▶ Task description:
Copy every line that contains the string "into" from the entries below.

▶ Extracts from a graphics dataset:
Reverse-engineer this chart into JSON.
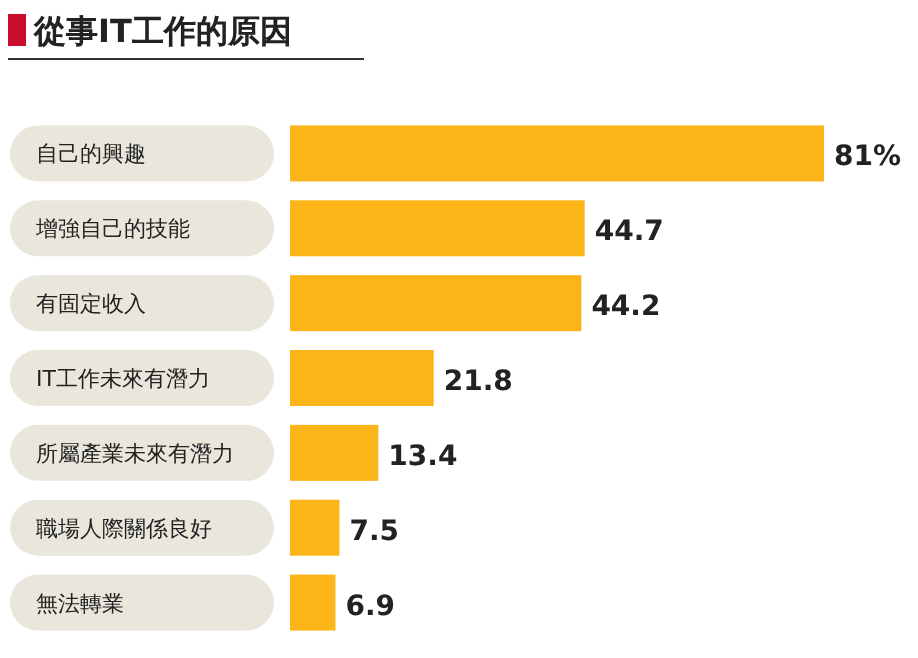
{
  "chart_data": {
    "type": "bar",
    "orientation": "horizontal",
    "title": "從事IT工作的原因",
    "categories": [
      "自己的興趣",
      "增強自己的技能",
      "有固定收入",
      "IT工作未來有潛力",
      "所屬產業未來有潛力",
      "職場人際關係良好",
      "無法轉業"
    ],
    "values": [
      81,
      44.7,
      44.2,
      21.8,
      13.4,
      7.5,
      6.9
    ],
    "value_labels": [
      "81%",
      "44.7",
      "44.2",
      "21.8",
      "13.4",
      "7.5",
      "6.9"
    ],
    "color": "#fbb519"
  }
}
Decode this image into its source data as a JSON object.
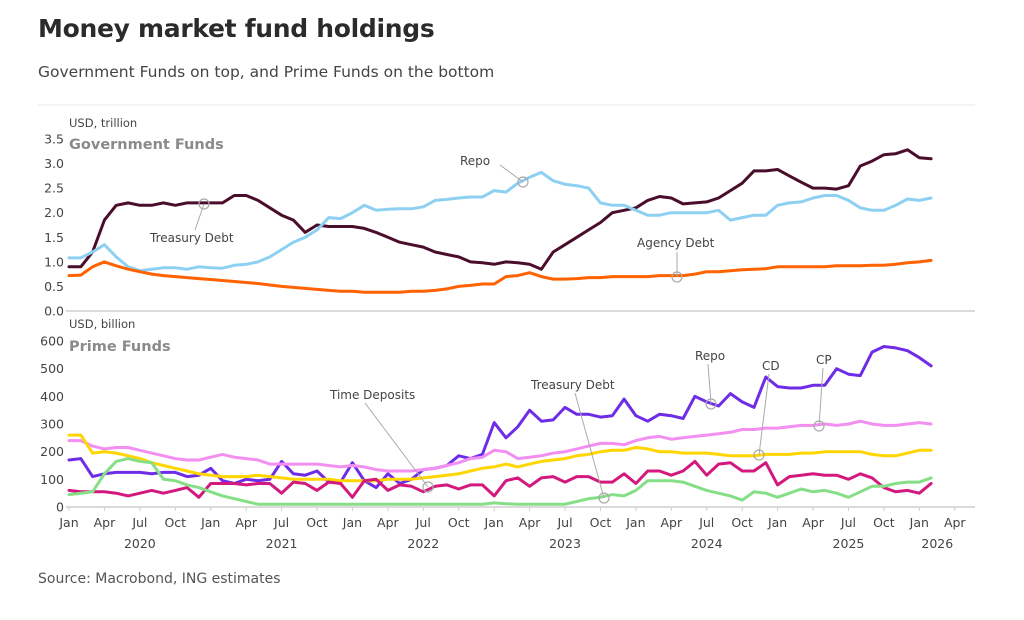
{
  "header": {
    "title": "Money market fund holdings",
    "subtitle": "Government Funds on top, and Prime Funds on the bottom"
  },
  "footer": {
    "source": "Source: Macrobond, ING estimates"
  },
  "chart_data": [
    {
      "type": "line",
      "title": "Government Funds",
      "ylabel": "USD, trillion",
      "ylim": [
        0,
        3.5
      ],
      "yticks": [
        "0.0",
        "0.5",
        "1.0",
        "1.5",
        "2.0",
        "2.5",
        "3.0",
        "3.5"
      ],
      "x_start": "Jan 2020",
      "x_frequency": "monthly",
      "series": [
        {
          "name": "Treasury Debt",
          "color": "#4a0d2c",
          "values": [
            0.9,
            0.9,
            1.2,
            1.85,
            2.15,
            2.2,
            2.15,
            2.15,
            2.2,
            2.15,
            2.2,
            2.2,
            2.2,
            2.2,
            2.35,
            2.35,
            2.25,
            2.1,
            1.95,
            1.85,
            1.6,
            1.75,
            1.72,
            1.72,
            1.72,
            1.68,
            1.6,
            1.5,
            1.4,
            1.35,
            1.3,
            1.2,
            1.15,
            1.1,
            1.0,
            0.98,
            0.95,
            1.0,
            0.98,
            0.95,
            0.85,
            1.2,
            1.35,
            1.5,
            1.65,
            1.8,
            2.0,
            2.05,
            2.1,
            2.25,
            2.33,
            2.3,
            2.18,
            2.2,
            2.22,
            2.3,
            2.45,
            2.6,
            2.85,
            2.85,
            2.88,
            2.75,
            2.62,
            2.5,
            2.5,
            2.48,
            2.55,
            2.95,
            3.05,
            3.18,
            3.2,
            3.28,
            3.12,
            3.1
          ]
        },
        {
          "name": "Repo",
          "color": "#8dd0f2",
          "values": [
            1.08,
            1.08,
            1.2,
            1.35,
            1.1,
            0.9,
            0.82,
            0.85,
            0.88,
            0.88,
            0.85,
            0.9,
            0.88,
            0.87,
            0.93,
            0.95,
            1.0,
            1.1,
            1.25,
            1.4,
            1.5,
            1.65,
            1.9,
            1.88,
            2.0,
            2.15,
            2.05,
            2.07,
            2.08,
            2.08,
            2.12,
            2.25,
            2.27,
            2.3,
            2.32,
            2.32,
            2.45,
            2.42,
            2.6,
            2.72,
            2.82,
            2.65,
            2.58,
            2.55,
            2.5,
            2.2,
            2.15,
            2.15,
            2.05,
            1.95,
            1.95,
            2.0,
            2.0,
            2.0,
            2.0,
            2.05,
            1.85,
            1.9,
            1.95,
            1.95,
            2.15,
            2.2,
            2.22,
            2.3,
            2.35,
            2.35,
            2.25,
            2.1,
            2.05,
            2.05,
            2.15,
            2.28,
            2.25,
            2.3
          ]
        },
        {
          "name": "Agency Debt",
          "color": "#ff6200",
          "values": [
            0.72,
            0.73,
            0.9,
            1.0,
            0.92,
            0.85,
            0.8,
            0.75,
            0.72,
            0.7,
            0.68,
            0.66,
            0.64,
            0.62,
            0.6,
            0.58,
            0.56,
            0.53,
            0.5,
            0.48,
            0.46,
            0.44,
            0.42,
            0.4,
            0.4,
            0.38,
            0.38,
            0.38,
            0.38,
            0.4,
            0.4,
            0.42,
            0.45,
            0.5,
            0.52,
            0.55,
            0.55,
            0.7,
            0.72,
            0.78,
            0.7,
            0.65,
            0.65,
            0.66,
            0.68,
            0.68,
            0.7,
            0.7,
            0.7,
            0.7,
            0.72,
            0.72,
            0.72,
            0.75,
            0.8,
            0.8,
            0.82,
            0.84,
            0.85,
            0.86,
            0.9,
            0.9,
            0.9,
            0.9,
            0.9,
            0.92,
            0.92,
            0.92,
            0.93,
            0.93,
            0.95,
            0.98,
            1.0,
            1.03
          ]
        }
      ]
    },
    {
      "type": "line",
      "title": "Prime Funds",
      "ylabel": "USD, billion",
      "ylim": [
        0,
        600
      ],
      "yticks": [
        "0",
        "100",
        "200",
        "300",
        "400",
        "500",
        "600"
      ],
      "x_start": "Jan 2020",
      "x_frequency": "monthly",
      "xtick_labels": [
        "Jan",
        "Apr",
        "Jul",
        "Oct",
        "Jan",
        "Apr",
        "Jul",
        "Oct",
        "Jan",
        "Apr",
        "Jul",
        "Oct",
        "Jan",
        "Apr",
        "Jul",
        "Oct",
        "Jan",
        "Apr",
        "Jul",
        "Oct",
        "Jan",
        "Apr",
        "Jul",
        "Oct",
        "Jan",
        "Apr"
      ],
      "year_labels": [
        "2020",
        "2021",
        "2022",
        "2023",
        "2024",
        "2025",
        "2026"
      ],
      "series": [
        {
          "name": "Repo",
          "color": "#6f2ce6",
          "values": [
            170,
            175,
            110,
            120,
            125,
            125,
            125,
            120,
            125,
            125,
            110,
            115,
            140,
            95,
            85,
            100,
            95,
            100,
            165,
            120,
            115,
            130,
            90,
            90,
            160,
            95,
            70,
            120,
            85,
            100,
            135,
            140,
            150,
            185,
            175,
            190,
            305,
            250,
            290,
            350,
            310,
            315,
            360,
            335,
            335,
            325,
            330,
            390,
            330,
            310,
            335,
            330,
            320,
            400,
            380,
            365,
            410,
            380,
            360,
            470,
            435,
            430,
            430,
            440,
            440,
            500,
            480,
            475,
            560,
            580,
            575,
            565,
            540,
            510
          ]
        },
        {
          "name": "CP",
          "color": "#f28ff0",
          "values": [
            240,
            240,
            220,
            210,
            215,
            215,
            205,
            195,
            185,
            175,
            170,
            170,
            180,
            190,
            180,
            175,
            170,
            155,
            155,
            155,
            155,
            155,
            150,
            145,
            150,
            145,
            135,
            130,
            130,
            130,
            135,
            140,
            150,
            160,
            175,
            180,
            205,
            200,
            175,
            180,
            185,
            195,
            200,
            210,
            220,
            230,
            230,
            225,
            240,
            250,
            255,
            245,
            250,
            255,
            260,
            265,
            270,
            280,
            280,
            285,
            285,
            290,
            295,
            295,
            300,
            295,
            300,
            310,
            300,
            295,
            295,
            300,
            305,
            300
          ]
        },
        {
          "name": "CD",
          "color": "#ffd600",
          "values": [
            260,
            260,
            195,
            200,
            195,
            185,
            175,
            160,
            150,
            140,
            130,
            120,
            115,
            110,
            110,
            110,
            115,
            110,
            105,
            100,
            100,
            100,
            100,
            95,
            95,
            95,
            95,
            100,
            100,
            100,
            105,
            110,
            115,
            120,
            130,
            140,
            145,
            155,
            145,
            155,
            165,
            170,
            175,
            185,
            190,
            200,
            205,
            205,
            215,
            210,
            200,
            200,
            195,
            195,
            195,
            190,
            185,
            185,
            185,
            190,
            190,
            190,
            195,
            195,
            200,
            200,
            200,
            200,
            190,
            185,
            185,
            195,
            205,
            205
          ]
        },
        {
          "name": "Treasury Debt",
          "color": "#d3197e",
          "values": [
            60,
            55,
            55,
            55,
            50,
            40,
            50,
            60,
            50,
            60,
            70,
            35,
            85,
            85,
            85,
            80,
            85,
            85,
            50,
            90,
            85,
            60,
            90,
            85,
            35,
            95,
            100,
            60,
            80,
            75,
            55,
            75,
            80,
            65,
            80,
            80,
            40,
            95,
            105,
            75,
            105,
            110,
            90,
            110,
            110,
            90,
            90,
            120,
            85,
            130,
            130,
            115,
            130,
            165,
            115,
            155,
            160,
            130,
            130,
            160,
            80,
            110,
            115,
            120,
            115,
            115,
            100,
            120,
            105,
            70,
            55,
            60,
            50,
            85
          ]
        },
        {
          "name": "Time Deposits",
          "color": "#86df86",
          "values": [
            45,
            50,
            55,
            120,
            165,
            175,
            165,
            160,
            100,
            95,
            80,
            70,
            55,
            40,
            30,
            20,
            10,
            10,
            10,
            10,
            10,
            10,
            10,
            10,
            10,
            10,
            10,
            10,
            10,
            10,
            10,
            10,
            10,
            10,
            10,
            10,
            15,
            12,
            10,
            10,
            10,
            10,
            10,
            20,
            30,
            35,
            45,
            40,
            60,
            95,
            95,
            95,
            90,
            75,
            60,
            50,
            40,
            25,
            55,
            50,
            35,
            50,
            65,
            55,
            60,
            50,
            35,
            55,
            75,
            75,
            85,
            90,
            90,
            105
          ]
        }
      ]
    }
  ]
}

▶ Answer for this exercise:
Reverse-engineer this chart into JSON.
Decode this image into its source data as a JSON object.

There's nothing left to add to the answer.